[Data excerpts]
==============================

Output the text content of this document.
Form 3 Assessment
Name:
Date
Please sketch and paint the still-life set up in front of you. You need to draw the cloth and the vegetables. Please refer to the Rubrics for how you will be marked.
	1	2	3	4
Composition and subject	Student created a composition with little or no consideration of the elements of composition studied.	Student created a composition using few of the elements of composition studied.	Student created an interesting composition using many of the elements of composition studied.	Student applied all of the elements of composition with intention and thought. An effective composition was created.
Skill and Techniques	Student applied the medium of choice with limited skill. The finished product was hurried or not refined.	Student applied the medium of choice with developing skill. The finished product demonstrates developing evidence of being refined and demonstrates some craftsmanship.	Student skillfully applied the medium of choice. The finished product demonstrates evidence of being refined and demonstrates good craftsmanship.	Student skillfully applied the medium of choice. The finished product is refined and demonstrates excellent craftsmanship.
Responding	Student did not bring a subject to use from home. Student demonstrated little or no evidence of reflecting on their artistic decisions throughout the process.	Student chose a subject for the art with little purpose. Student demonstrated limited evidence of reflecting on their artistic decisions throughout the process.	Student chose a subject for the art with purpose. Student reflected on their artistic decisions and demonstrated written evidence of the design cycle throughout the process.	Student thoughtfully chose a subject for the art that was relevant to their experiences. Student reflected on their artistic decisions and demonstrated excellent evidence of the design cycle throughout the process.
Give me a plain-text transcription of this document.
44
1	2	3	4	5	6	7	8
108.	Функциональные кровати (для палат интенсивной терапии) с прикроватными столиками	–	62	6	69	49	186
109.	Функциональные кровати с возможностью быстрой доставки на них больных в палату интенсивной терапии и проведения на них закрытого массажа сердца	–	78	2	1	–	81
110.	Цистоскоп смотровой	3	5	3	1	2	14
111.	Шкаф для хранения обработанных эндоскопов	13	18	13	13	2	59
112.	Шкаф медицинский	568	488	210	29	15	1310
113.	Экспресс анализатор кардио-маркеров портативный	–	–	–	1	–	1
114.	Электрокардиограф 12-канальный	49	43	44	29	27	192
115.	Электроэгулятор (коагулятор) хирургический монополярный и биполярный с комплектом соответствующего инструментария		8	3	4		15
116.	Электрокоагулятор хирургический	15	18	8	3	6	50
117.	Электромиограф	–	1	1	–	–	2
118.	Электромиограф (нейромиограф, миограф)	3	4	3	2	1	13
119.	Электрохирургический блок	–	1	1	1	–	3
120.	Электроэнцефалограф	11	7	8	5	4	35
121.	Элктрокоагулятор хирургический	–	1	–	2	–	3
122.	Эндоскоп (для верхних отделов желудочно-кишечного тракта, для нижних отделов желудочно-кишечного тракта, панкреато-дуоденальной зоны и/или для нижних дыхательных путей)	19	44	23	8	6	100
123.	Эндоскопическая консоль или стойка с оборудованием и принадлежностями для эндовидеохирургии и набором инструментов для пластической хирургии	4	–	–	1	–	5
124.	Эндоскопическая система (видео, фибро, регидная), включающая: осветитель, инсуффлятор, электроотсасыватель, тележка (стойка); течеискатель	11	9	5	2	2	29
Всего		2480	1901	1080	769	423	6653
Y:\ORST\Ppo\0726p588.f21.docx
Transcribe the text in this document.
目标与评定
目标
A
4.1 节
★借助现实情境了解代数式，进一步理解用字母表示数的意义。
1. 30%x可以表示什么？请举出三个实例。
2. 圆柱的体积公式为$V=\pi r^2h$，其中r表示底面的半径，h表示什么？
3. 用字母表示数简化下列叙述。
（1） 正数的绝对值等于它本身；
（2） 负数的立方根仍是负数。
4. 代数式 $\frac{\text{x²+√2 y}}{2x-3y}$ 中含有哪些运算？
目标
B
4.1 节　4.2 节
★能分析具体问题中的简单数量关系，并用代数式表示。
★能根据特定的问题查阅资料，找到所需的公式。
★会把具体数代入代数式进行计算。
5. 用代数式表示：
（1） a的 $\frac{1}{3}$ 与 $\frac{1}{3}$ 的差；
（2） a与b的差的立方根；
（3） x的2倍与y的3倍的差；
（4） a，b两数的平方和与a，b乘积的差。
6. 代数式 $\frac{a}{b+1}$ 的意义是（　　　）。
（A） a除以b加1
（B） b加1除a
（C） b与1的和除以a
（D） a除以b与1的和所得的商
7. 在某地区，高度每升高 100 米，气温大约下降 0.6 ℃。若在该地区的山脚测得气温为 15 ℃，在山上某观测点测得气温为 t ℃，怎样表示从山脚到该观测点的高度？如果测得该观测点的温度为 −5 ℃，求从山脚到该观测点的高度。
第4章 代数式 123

==============================

#### WORK TO BE COMPLETED:
Filter lines by "терапии" and return each hit.

#### RESPONSE TO THE EXERCISE:
108.	Функциональные кровати (для палат интенсивной терапии) с прикроватными столиками	–	62	6	69	49	186
109.	Функциональные кровати с возможностью быстрой доставки на них больных в палату интенсивной терапии и проведения на них закрытого массажа сердца	–	78	2	1	–	81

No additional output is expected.